YOUR TASK: The lines to extract begin at the one containing "Output the text content of this document." and run to the end of the listing; set them down exactly and alone.

──────── DATA EXCERPTS ────────

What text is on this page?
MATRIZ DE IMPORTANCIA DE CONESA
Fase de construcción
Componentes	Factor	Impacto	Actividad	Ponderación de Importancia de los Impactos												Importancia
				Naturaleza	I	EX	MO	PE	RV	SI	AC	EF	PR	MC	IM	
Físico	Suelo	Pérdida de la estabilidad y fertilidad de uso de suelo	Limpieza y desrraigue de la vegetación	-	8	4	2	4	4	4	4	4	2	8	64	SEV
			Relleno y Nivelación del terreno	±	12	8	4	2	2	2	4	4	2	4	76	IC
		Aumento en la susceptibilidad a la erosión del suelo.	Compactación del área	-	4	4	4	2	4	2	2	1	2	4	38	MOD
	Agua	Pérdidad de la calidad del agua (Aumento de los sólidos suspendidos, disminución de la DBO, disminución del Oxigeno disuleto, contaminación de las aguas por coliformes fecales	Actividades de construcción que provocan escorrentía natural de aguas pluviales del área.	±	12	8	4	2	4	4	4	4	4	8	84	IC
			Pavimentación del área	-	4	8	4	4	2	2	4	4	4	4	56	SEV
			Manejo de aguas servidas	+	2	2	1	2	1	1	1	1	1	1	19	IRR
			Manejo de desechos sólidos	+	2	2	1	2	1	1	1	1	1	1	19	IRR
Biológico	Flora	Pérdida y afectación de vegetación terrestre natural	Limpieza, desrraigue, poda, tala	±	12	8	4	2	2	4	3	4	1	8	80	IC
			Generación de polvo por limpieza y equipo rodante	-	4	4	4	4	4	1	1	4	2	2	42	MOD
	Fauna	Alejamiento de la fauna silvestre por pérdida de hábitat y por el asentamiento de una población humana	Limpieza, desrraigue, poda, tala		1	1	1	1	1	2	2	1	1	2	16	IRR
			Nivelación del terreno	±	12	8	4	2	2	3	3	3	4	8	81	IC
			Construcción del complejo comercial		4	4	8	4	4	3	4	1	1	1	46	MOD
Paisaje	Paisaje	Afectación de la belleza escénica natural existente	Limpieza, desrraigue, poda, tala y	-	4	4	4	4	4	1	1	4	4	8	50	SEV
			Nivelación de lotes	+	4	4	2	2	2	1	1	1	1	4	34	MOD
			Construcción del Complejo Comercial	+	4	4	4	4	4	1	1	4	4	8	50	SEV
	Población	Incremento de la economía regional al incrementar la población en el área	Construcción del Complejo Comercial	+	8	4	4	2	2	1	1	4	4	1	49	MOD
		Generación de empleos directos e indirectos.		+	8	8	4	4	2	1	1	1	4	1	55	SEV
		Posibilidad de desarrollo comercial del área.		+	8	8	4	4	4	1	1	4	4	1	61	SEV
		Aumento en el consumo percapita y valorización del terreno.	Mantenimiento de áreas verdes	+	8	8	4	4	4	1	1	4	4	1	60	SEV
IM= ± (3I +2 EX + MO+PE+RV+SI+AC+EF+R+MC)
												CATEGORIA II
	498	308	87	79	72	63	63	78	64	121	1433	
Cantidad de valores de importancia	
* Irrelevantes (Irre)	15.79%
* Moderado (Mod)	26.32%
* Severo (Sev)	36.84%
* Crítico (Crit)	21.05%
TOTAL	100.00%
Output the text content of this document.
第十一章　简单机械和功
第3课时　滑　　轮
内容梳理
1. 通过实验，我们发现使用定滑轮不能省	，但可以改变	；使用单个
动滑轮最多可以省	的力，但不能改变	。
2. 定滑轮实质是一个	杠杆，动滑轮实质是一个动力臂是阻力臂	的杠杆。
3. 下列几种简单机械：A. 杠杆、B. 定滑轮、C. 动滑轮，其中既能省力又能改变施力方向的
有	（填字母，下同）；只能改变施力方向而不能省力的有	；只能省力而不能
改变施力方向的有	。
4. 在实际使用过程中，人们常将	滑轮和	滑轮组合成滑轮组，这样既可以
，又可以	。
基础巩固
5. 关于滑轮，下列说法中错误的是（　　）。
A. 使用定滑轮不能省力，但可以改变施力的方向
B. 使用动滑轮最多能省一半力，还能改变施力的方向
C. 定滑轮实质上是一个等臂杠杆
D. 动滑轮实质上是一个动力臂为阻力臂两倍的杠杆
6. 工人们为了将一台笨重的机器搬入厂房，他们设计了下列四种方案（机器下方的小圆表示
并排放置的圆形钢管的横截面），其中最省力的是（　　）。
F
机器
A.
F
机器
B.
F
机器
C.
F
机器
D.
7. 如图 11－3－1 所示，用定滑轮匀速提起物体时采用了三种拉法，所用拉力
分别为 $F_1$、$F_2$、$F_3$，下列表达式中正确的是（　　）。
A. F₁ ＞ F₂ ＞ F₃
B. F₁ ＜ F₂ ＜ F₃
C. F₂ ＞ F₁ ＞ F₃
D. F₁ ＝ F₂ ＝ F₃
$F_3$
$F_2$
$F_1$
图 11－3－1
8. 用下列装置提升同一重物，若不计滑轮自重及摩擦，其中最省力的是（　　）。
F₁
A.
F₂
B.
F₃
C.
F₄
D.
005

────────

SOLUTION FOR THIS TASK:
Output the text content of this document.
第十一章　简单机械和功
第3课时　滑　　轮
内容梳理
1. 通过实验，我们发现使用定滑轮不能省	，但可以改变	；使用单个
动滑轮最多可以省	的力，但不能改变	。
2. 定滑轮实质是一个	杠杆，动滑轮实质是一个动力臂是阻力臂	的杠杆。
3. 下列几种简单机械：A. 杠杆、B. 定滑轮、C. 动滑轮，其中既能省力又能改变施力方向的
有	（填字母，下同）；只能改变施力方向而不能省力的有	；只能省力而不能
改变施力方向的有	。
4. 在实际使用过程中，人们常将	滑轮和	滑轮组合成滑轮组，这样既可以
，又可以	。
基础巩固
5. 关于滑轮，下列说法中错误的是（　　）。
A. 使用定滑轮不能省力，但可以改变施力的方向
B. 使用动滑轮最多能省一半力，还能改变施力的方向
C. 定滑轮实质上是一个等臂杠杆
D. 动滑轮实质上是一个动力臂为阻力臂两倍的杠杆
6. 工人们为了将一台笨重的机器搬入厂房，他们设计了下列四种方案（机器下方的小圆表示
并排放置的圆形钢管的横截面），其中最省力的是（　　）。
F
机器
A.
F
机器
B.
F
机器
C.
F
机器
D.
7. 如图 11－3－1 所示，用定滑轮匀速提起物体时采用了三种拉法，所用拉力
分别为 $F_1$、$F_2$、$F_3$，下列表达式中正确的是（　　）。
A. F₁ ＞ F₂ ＞ F₃
B. F₁ ＜ F₂ ＜ F₃
C. F₂ ＞ F₁ ＞ F₃
D. F₁ ＝ F₂ ＝ F₃
$F_3$
$F_2$
$F_1$
图 11－3－1
8. 用下列装置提升同一重物，若不计滑轮自重及摩擦，其中最省力的是（　　）。
F₁
A.
F₂
B.
F₃
C.
F₄
D.
005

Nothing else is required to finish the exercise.